## EXCERPT PROVIDED
==*==

What Is The Legal Doctrine Of ‘Pure Comparative Negligence’?

Car accidents can be incredibly complex, especially if both parties made mistakes. For example, you may have been struck by a driver who ran a red light, but you also may have been speeding at the time. Does that mean that you cannot pursue financial compensation from the other driver through a personal injury claim? Not necessarily.

Defining “pure comparative negligence”

In the past, if the plaintiff to a personal injury claim was partly at fault, they could not recover damages. However, most states, including California, have since moved away from this harsh measure and now follow laws of comparative negligence when it comes to compensation in a negligence claim. California follows the doctrine of “pure comparative negligence.”

What does this mean? It means that in a lawsuit, the damages awarded to the plaintiff will be reduced by the percentage the plaintiff contributed to the injury. This is true even if the plaintiff was more than 50% at fault.

For example, a plaintiff may have been awarded $100,000 in a negligence claim. However, the judge determined that the plaintiff was 20% at fault. Thus, the damages awarded in this scenario would be reduced to $80,000.

==*==

## PROVIDED DATA
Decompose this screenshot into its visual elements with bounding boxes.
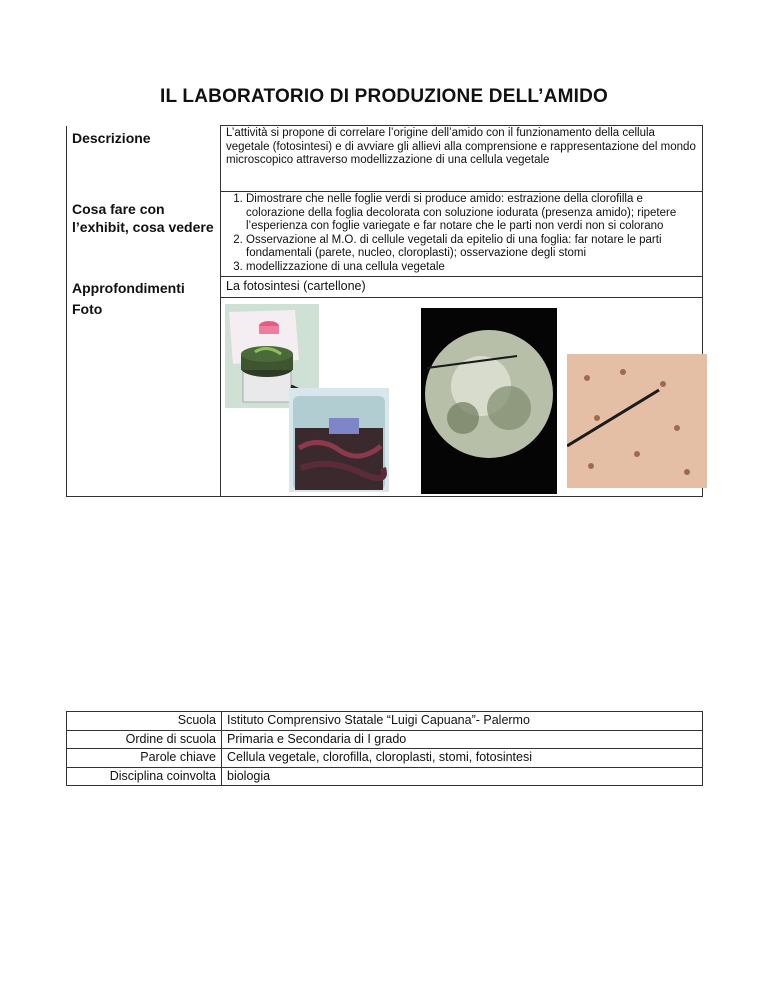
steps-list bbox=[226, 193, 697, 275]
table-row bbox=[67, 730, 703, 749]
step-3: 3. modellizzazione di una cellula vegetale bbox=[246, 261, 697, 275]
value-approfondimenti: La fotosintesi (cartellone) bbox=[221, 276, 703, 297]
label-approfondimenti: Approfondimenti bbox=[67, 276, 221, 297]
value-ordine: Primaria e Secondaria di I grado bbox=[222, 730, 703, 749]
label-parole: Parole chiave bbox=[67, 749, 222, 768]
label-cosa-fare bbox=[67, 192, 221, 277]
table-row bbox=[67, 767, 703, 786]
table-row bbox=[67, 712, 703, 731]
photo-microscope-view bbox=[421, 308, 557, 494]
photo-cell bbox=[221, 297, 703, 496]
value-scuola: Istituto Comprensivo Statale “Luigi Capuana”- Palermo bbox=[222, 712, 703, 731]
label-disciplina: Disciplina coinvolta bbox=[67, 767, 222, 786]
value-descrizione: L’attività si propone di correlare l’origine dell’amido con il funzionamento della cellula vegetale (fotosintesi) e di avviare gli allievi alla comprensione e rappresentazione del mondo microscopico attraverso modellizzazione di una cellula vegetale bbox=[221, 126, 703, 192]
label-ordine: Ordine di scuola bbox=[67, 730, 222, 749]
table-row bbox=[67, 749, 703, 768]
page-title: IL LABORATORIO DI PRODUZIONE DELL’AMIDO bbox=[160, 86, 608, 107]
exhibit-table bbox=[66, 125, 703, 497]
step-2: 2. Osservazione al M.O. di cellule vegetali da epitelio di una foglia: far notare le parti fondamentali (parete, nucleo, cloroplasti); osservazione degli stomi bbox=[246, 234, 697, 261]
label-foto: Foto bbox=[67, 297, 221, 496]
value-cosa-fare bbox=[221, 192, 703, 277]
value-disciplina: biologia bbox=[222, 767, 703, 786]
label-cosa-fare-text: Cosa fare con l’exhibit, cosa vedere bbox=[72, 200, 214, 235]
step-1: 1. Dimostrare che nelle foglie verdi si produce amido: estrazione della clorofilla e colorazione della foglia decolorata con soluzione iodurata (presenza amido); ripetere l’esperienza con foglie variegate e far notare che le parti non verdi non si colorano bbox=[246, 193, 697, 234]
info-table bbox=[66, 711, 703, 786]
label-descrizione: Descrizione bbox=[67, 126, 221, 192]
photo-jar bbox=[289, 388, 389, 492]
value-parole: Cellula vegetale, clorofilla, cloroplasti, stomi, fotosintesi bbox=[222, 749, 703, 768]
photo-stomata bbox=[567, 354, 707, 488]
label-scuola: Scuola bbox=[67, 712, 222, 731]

==*==

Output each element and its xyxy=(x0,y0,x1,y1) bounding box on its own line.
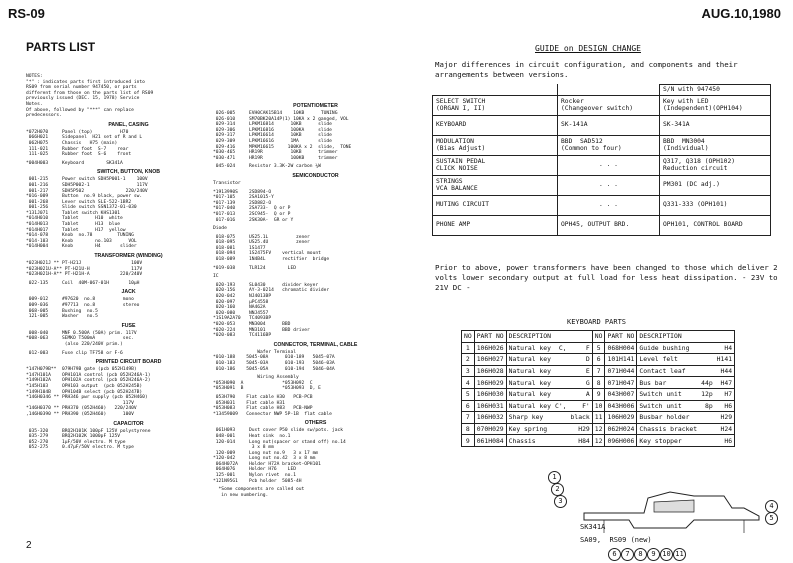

==*==

## EXERCISE INSTRUCTIONS
(a) Which doctrine does California follow, according to the comparative negligence text?
(b) Duplicate the comparative negligence text from "What does this" up to and including "reduced to $80,000.".

## SOLUTIONS FOR EACH TASK
(a) Pure comparative negligence.

(b)
What does this mean? It means that in a lawsuit, the damages awarded to the plaintiff will be reduced by the percentage the plaintiff contributed to the injury. This is true even if the plaintiff was more than 50% at fault.

For example, a plaintiff may have been awarded $100,000 in a negligence claim. However, the judge determined that the plaintiff was 20% at fault. Thus, the damages awarded in this scenario would be reduced to $80,000.